Instructions for the task:
Repeat exactly, and only, the lines from the one containing "Type out the text in this image." through the end of the records.

Available data:
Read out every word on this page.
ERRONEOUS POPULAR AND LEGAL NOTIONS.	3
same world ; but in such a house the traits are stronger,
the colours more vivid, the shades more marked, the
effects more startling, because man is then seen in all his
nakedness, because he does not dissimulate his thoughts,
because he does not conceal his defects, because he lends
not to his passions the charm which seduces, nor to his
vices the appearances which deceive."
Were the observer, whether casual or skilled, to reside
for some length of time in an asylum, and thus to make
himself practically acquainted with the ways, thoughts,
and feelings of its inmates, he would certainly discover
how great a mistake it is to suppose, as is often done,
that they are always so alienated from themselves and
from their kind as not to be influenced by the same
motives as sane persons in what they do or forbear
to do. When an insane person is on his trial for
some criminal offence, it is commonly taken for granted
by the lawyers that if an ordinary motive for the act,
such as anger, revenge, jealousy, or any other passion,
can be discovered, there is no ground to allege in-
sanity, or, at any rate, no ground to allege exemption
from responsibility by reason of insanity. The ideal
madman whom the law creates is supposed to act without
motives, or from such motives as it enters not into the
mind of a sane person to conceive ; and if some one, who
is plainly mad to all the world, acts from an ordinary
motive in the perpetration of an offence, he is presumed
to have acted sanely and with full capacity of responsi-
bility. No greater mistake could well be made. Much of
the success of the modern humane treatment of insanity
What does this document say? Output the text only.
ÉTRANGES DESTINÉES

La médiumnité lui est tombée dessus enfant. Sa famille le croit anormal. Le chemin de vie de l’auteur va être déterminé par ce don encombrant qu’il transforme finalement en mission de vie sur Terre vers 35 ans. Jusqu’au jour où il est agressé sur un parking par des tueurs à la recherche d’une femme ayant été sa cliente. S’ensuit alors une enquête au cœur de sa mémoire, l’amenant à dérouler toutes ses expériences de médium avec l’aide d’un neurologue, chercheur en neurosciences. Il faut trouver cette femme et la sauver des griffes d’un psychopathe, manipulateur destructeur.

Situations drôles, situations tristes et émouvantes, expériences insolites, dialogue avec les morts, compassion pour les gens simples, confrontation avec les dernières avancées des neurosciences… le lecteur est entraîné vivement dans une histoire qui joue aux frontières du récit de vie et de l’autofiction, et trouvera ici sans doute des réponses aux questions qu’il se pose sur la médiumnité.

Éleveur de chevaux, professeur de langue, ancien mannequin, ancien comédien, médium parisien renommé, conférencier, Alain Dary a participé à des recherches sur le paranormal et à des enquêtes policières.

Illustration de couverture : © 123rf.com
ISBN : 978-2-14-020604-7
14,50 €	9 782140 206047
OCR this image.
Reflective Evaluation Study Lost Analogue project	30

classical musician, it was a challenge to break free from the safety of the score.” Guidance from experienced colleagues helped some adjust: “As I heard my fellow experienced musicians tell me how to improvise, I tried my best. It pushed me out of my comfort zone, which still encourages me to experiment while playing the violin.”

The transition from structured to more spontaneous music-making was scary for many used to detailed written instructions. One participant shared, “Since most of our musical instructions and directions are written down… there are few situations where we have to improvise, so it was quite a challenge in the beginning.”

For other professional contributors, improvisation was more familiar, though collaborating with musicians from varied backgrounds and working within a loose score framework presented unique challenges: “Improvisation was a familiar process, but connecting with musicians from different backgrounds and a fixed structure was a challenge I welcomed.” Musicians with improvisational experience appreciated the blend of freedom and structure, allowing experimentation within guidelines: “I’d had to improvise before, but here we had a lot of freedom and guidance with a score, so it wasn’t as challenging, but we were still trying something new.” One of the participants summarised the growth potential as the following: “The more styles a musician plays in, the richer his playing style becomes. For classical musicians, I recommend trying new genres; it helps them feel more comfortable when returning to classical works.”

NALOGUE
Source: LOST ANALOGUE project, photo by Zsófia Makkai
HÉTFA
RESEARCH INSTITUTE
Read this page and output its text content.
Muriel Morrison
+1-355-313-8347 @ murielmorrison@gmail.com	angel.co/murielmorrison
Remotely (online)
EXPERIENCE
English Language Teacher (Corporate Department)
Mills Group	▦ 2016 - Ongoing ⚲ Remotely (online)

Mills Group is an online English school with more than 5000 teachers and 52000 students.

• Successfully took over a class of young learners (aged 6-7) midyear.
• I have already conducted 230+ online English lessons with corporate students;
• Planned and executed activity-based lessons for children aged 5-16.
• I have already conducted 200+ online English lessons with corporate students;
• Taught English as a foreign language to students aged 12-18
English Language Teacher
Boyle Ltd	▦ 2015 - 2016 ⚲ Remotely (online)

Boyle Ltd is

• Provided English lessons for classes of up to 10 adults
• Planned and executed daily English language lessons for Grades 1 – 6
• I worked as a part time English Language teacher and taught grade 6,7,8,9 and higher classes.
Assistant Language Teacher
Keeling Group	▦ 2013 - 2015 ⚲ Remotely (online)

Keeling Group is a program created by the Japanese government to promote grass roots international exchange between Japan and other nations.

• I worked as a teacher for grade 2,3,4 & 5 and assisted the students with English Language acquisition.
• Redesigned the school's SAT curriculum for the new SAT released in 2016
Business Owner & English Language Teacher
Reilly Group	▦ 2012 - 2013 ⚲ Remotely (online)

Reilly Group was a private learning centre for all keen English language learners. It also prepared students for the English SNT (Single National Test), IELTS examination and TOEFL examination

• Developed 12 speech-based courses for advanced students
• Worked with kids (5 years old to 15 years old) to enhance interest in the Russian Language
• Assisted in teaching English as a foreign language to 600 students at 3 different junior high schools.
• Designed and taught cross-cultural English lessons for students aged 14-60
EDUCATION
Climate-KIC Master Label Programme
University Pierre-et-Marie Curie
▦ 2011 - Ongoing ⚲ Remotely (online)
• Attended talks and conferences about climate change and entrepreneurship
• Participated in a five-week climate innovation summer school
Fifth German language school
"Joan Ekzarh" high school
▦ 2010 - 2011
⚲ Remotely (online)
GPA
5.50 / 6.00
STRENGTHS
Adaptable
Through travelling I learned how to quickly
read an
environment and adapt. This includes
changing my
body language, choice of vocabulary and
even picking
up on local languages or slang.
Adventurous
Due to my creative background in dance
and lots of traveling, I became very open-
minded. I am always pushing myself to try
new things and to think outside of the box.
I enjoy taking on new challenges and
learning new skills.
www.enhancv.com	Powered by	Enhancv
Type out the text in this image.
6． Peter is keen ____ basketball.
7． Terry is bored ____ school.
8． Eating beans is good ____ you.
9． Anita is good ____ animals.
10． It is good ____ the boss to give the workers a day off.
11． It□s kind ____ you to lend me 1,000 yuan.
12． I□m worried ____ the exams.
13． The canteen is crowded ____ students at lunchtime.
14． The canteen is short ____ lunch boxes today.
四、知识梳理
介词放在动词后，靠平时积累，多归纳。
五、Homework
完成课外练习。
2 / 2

Response to the task:
Type out the text in this image.
6． Peter is keen ____ basketball.
7． Terry is bored ____ school.
8． Eating beans is good ____ you.
9． Anita is good ____ animals.
10． It is good ____ the boss to give the workers a day off.
11． It□s kind ____ you to lend me 1,000 yuan.
12． I□m worried ____ the exams.
13． The canteen is crowded ____ students at lunchtime.
14． The canteen is short ____ lunch boxes today.
四、知识梳理
介词放在动词后，靠平时积累，多归纳。
五、Homework
完成课外练习。
2 / 2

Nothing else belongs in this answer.